**Data entries:**

══════════

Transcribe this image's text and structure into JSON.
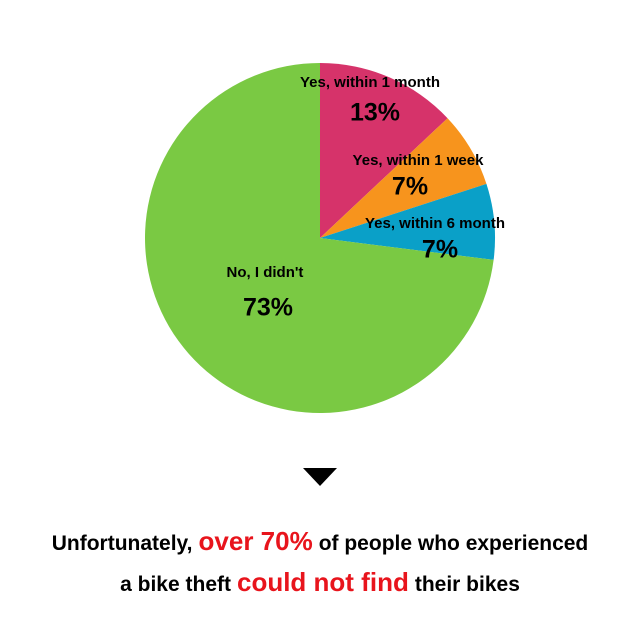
{
  "chart_data": {
    "type": "pie",
    "categories": [
      "Yes, within 1 month",
      "Yes, within 1 week",
      "Yes, within 6 month",
      "No, I didn't"
    ],
    "values": [
      13,
      7,
      7,
      73
    ],
    "value_labels": [
      "13%",
      "7%",
      "7%",
      "73%"
    ],
    "colors": [
      "#d6336a",
      "#f7941d",
      "#0aa0c8",
      "#7ac943"
    ]
  },
  "caption": {
    "lines": [
      [
        "Unfortunately,",
        "over 70%",
        "of people who experienced"
      ],
      [
        "a bike theft",
        "could not find",
        "their bikes"
      ]
    ]
  }
}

══════════

**Written instruction:**
Are you able to set down all the lines above exactly, without any pictures?

**Complete answer:**
Transcribe this image's text and structure into JSON.
{
  "chart_data": {
    "type": "pie",
    "categories": [
      "Yes, within 1 month",
      "Yes, within 1 week",
      "Yes, within 6 month",
      "No, I didn't"
    ],
    "values": [
      13,
      7,
      7,
      73
    ],
    "value_labels": [
      "13%",
      "7%",
      "7%",
      "73%"
    ],
    "colors": [
      "#d6336a",
      "#f7941d",
      "#0aa0c8",
      "#7ac943"
    ]
  },
  "caption": {
    "lines": [
      [
        "Unfortunately,",
        "over 70%",
        "of people who experienced"
      ],
      [
        "a bike theft",
        "could not find",
        "their bikes"
      ]
    ]
  }
}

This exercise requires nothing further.